Work order: Word for word, repeat the entries, minus the pictures.

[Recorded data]

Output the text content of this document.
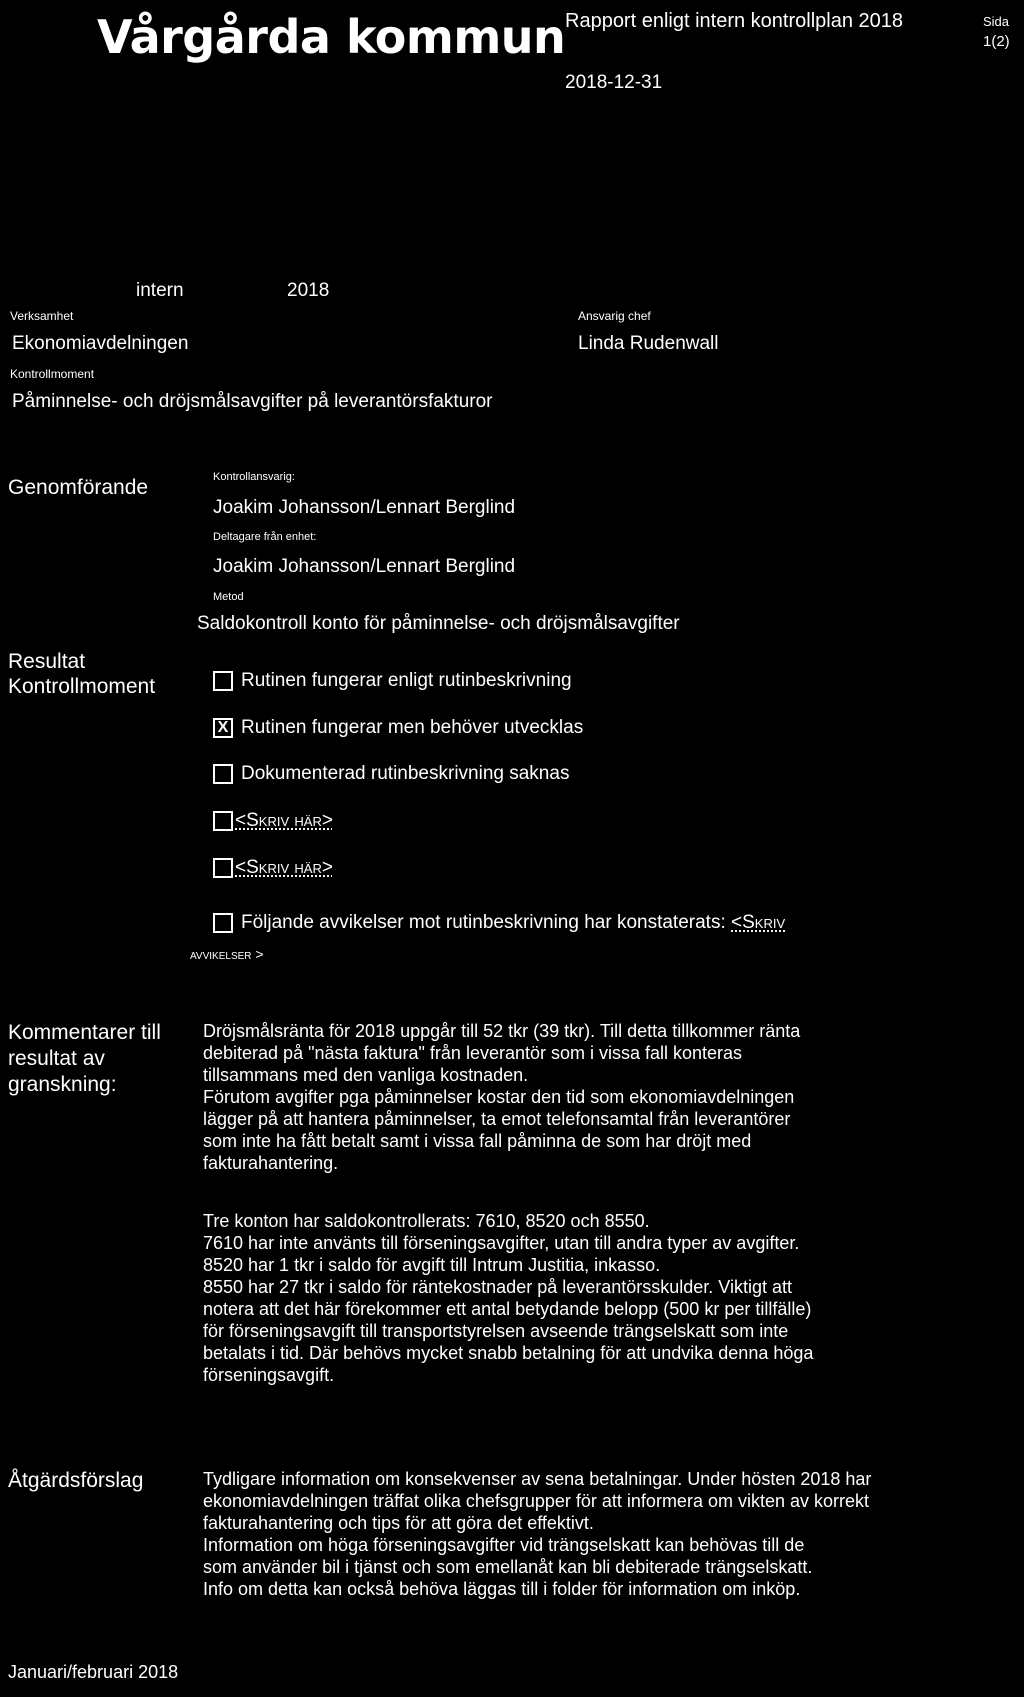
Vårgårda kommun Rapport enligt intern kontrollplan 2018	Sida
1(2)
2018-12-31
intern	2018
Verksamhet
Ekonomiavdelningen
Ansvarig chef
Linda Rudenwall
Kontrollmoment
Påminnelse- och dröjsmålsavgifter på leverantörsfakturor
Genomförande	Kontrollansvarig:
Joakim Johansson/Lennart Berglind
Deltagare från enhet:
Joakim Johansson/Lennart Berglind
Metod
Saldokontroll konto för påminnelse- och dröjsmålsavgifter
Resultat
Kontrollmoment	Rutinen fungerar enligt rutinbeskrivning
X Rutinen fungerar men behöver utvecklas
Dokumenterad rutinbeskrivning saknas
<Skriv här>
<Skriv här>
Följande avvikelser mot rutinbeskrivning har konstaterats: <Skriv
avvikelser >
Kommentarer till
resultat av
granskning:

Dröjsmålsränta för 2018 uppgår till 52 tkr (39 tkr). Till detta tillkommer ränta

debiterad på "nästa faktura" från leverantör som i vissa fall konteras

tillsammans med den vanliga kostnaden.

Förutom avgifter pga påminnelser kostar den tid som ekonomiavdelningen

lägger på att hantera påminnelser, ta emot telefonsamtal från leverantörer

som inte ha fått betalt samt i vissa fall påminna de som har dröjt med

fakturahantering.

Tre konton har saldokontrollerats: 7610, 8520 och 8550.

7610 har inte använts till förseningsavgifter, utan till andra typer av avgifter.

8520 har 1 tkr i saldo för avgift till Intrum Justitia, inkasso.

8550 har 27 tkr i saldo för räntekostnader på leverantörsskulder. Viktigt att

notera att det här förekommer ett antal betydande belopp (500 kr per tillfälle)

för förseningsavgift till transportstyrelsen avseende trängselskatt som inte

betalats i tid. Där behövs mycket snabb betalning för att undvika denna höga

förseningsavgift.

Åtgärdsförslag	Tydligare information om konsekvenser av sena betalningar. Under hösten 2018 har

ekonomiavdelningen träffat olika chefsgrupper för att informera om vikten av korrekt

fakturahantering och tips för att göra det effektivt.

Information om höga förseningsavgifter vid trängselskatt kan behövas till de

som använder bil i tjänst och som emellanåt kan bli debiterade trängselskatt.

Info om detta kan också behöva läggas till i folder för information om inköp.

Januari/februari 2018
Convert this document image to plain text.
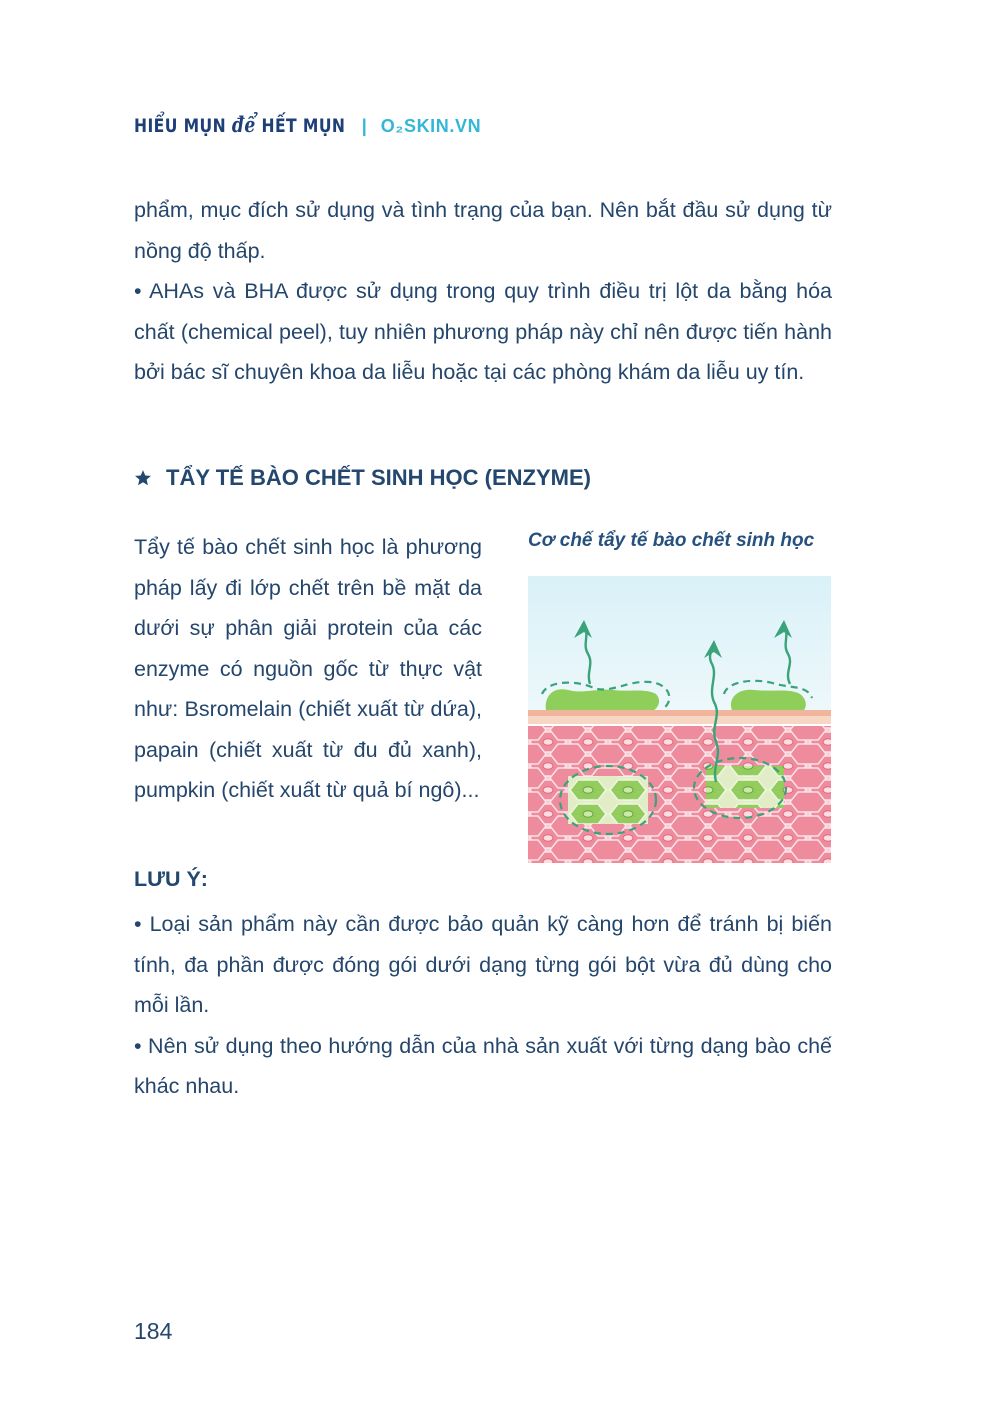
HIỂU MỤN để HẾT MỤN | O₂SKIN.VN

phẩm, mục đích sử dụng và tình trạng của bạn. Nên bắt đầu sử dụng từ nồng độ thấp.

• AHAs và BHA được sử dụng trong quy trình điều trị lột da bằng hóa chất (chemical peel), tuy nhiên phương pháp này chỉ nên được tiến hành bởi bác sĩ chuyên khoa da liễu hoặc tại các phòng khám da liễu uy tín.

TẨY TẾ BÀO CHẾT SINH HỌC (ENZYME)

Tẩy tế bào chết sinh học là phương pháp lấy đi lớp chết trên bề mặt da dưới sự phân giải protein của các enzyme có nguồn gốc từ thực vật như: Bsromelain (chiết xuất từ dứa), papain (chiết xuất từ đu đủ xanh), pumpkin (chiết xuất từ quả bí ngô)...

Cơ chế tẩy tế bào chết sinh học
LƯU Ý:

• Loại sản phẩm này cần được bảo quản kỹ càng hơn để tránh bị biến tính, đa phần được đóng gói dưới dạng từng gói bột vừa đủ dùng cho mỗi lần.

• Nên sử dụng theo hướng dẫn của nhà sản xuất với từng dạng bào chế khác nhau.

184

Result below:
Output the text content of this document.
Vårgårda kommun Rapport enligt intern kontrollplan 2018	Sida
1(2)
2018-12-31
intern	2018
Verksamhet
Ekonomiavdelningen
Ansvarig chef
Linda Rudenwall
Kontrollmoment
Påminnelse- och dröjsmålsavgifter på leverantörsfakturor
Genomförande	Kontrollansvarig:
Joakim Johansson/Lennart Berglind
Deltagare från enhet:
Joakim Johansson/Lennart Berglind
Metod
Saldokontroll konto för påminnelse- och dröjsmålsavgifter
Resultat
Kontrollmoment	Rutinen fungerar enligt rutinbeskrivning
X Rutinen fungerar men behöver utvecklas
Dokumenterad rutinbeskrivning saknas
<Skriv här>
<Skriv här>
Följande avvikelser mot rutinbeskrivning har konstaterats: <Skriv
avvikelser >
Kommentarer till
resultat av
granskning:

Dröjsmålsränta för 2018 uppgår till 52 tkr (39 tkr). Till detta tillkommer ränta

debiterad på "nästa faktura" från leverantör som i vissa fall konteras

tillsammans med den vanliga kostnaden.

Förutom avgifter pga påminnelser kostar den tid som ekonomiavdelningen

lägger på att hantera påminnelser, ta emot telefonsamtal från leverantörer

som inte ha fått betalt samt i vissa fall påminna de som har dröjt med

fakturahantering.

Tre konton har saldokontrollerats: 7610, 8520 och 8550.

7610 har inte använts till förseningsavgifter, utan till andra typer av avgifter.

8520 har 1 tkr i saldo för avgift till Intrum Justitia, inkasso.

8550 har 27 tkr i saldo för räntekostnader på leverantörsskulder. Viktigt att

notera att det här förekommer ett antal betydande belopp (500 kr per tillfälle)

för förseningsavgift till transportstyrelsen avseende trängselskatt som inte

betalats i tid. Där behövs mycket snabb betalning för att undvika denna höga

förseningsavgift.

Åtgärdsförslag	Tydligare information om konsekvenser av sena betalningar. Under hösten 2018 har

ekonomiavdelningen träffat olika chefsgrupper för att informera om vikten av korrekt

fakturahantering och tips för att göra det effektivt.

Information om höga förseningsavgifter vid trängselskatt kan behövas till de

som använder bil i tjänst och som emellanåt kan bli debiterade trängselskatt.

Info om detta kan också behöva läggas till i folder för information om inköp.

Januari/februari 2018
Convert this document image to plain text.
HIỂU MỤN để HẾT MỤN | O₂SKIN.VN

phẩm, mục đích sử dụng và tình trạng của bạn. Nên bắt đầu sử dụng từ nồng độ thấp.

• AHAs và BHA được sử dụng trong quy trình điều trị lột da bằng hóa chất (chemical peel), tuy nhiên phương pháp này chỉ nên được tiến hành bởi bác sĩ chuyên khoa da liễu hoặc tại các phòng khám da liễu uy tín.

TẨY TẾ BÀO CHẾT SINH HỌC (ENZYME)

Tẩy tế bào chết sinh học là phương pháp lấy đi lớp chết trên bề mặt da dưới sự phân giải protein của các enzyme có nguồn gốc từ thực vật như: Bsromelain (chiết xuất từ dứa), papain (chiết xuất từ đu đủ xanh), pumpkin (chiết xuất từ quả bí ngô)...

Cơ chế tẩy tế bào chết sinh học
LƯU Ý:

• Loại sản phẩm này cần được bảo quản kỹ càng hơn để tránh bị biến tính, đa phần được đóng gói dưới dạng từng gói bột vừa đủ dùng cho mỗi lần.

• Nên sử dụng theo hướng dẫn của nhà sản xuất với từng dạng bào chế khác nhau.

184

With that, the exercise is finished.